The task | This exercise asks for every line of the material that contains the word "JSON".

The data |

━━━━━━━━━━

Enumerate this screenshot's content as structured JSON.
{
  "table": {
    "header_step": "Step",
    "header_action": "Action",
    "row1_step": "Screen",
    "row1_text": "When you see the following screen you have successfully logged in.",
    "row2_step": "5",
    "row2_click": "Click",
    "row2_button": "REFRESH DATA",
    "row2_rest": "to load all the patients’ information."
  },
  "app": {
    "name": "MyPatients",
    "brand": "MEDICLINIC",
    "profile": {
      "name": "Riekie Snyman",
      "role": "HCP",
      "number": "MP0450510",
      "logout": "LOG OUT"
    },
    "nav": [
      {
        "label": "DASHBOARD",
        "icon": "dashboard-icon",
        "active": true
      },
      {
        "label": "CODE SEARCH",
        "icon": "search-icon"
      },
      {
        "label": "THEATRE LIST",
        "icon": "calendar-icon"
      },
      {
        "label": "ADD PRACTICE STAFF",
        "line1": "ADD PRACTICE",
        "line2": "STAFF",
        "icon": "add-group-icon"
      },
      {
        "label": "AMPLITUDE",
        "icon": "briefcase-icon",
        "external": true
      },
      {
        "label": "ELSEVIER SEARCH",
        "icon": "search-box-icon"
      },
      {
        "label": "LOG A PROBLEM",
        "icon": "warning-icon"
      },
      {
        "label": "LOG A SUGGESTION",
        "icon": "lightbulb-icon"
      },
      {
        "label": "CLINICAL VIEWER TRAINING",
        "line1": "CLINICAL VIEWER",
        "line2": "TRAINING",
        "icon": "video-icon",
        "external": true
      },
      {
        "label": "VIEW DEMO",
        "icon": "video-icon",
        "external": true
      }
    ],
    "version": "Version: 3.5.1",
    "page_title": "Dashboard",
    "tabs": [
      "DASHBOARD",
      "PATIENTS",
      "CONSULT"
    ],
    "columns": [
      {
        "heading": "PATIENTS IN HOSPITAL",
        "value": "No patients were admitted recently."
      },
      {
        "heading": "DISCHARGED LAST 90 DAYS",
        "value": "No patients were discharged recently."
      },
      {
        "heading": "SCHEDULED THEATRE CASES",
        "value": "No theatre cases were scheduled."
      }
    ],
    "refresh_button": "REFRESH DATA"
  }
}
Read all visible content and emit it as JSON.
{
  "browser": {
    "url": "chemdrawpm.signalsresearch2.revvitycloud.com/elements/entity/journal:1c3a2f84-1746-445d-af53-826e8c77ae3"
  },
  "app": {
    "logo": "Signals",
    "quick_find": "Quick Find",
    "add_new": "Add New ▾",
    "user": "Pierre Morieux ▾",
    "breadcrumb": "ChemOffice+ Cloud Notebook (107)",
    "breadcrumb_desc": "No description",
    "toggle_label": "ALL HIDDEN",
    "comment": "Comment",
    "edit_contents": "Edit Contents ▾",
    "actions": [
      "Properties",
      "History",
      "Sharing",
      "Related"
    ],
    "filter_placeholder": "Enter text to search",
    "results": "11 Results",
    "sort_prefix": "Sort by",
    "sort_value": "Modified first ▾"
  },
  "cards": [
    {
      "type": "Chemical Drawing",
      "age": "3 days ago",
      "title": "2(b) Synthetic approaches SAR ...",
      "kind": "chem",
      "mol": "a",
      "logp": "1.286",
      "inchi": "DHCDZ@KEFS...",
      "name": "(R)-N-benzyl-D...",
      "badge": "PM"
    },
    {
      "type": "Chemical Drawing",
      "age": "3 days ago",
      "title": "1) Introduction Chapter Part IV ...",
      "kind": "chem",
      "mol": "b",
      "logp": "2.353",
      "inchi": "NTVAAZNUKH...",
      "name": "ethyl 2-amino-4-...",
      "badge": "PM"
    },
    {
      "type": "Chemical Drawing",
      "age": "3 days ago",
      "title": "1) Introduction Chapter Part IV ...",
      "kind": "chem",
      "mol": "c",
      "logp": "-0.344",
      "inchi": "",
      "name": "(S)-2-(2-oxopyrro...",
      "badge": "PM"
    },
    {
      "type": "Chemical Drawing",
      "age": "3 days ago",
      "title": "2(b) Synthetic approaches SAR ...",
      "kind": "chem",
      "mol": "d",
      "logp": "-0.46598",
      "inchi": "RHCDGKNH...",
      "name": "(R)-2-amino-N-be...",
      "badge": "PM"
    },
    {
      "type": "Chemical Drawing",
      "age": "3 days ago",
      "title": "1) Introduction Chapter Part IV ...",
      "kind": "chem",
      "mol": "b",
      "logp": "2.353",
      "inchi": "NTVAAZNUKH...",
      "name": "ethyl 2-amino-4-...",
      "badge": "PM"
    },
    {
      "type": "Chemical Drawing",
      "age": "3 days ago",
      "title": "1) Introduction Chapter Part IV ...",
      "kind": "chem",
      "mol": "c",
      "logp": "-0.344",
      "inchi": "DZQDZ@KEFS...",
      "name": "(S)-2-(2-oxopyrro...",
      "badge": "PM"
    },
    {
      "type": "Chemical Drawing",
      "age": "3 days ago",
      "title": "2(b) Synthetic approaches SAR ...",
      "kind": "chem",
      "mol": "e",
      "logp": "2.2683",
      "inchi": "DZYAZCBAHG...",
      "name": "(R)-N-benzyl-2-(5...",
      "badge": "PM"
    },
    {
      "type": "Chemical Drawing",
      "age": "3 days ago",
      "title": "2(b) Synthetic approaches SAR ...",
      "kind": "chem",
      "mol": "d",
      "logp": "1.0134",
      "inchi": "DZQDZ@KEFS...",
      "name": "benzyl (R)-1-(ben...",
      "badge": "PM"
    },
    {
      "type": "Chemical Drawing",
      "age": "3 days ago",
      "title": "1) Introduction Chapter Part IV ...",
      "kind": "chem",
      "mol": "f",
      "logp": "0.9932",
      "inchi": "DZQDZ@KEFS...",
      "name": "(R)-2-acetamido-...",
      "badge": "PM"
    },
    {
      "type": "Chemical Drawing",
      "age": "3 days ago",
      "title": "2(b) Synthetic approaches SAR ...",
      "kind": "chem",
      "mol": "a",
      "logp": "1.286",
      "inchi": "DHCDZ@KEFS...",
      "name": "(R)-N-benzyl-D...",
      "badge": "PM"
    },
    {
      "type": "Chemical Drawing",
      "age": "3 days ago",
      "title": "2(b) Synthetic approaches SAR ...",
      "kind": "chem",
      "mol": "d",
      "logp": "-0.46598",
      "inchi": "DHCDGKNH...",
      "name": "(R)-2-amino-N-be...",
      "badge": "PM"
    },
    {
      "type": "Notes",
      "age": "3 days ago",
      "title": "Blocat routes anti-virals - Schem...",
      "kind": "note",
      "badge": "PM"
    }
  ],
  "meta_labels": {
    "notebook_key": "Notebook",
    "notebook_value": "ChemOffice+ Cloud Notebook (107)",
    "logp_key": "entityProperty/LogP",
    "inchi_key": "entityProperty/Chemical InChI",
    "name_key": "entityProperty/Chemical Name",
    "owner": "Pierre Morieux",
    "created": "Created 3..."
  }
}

━━━━━━━━━━

Result for this task |
Enumerate this screenshot's content as structured JSON.
Read all visible content and emit it as JSON.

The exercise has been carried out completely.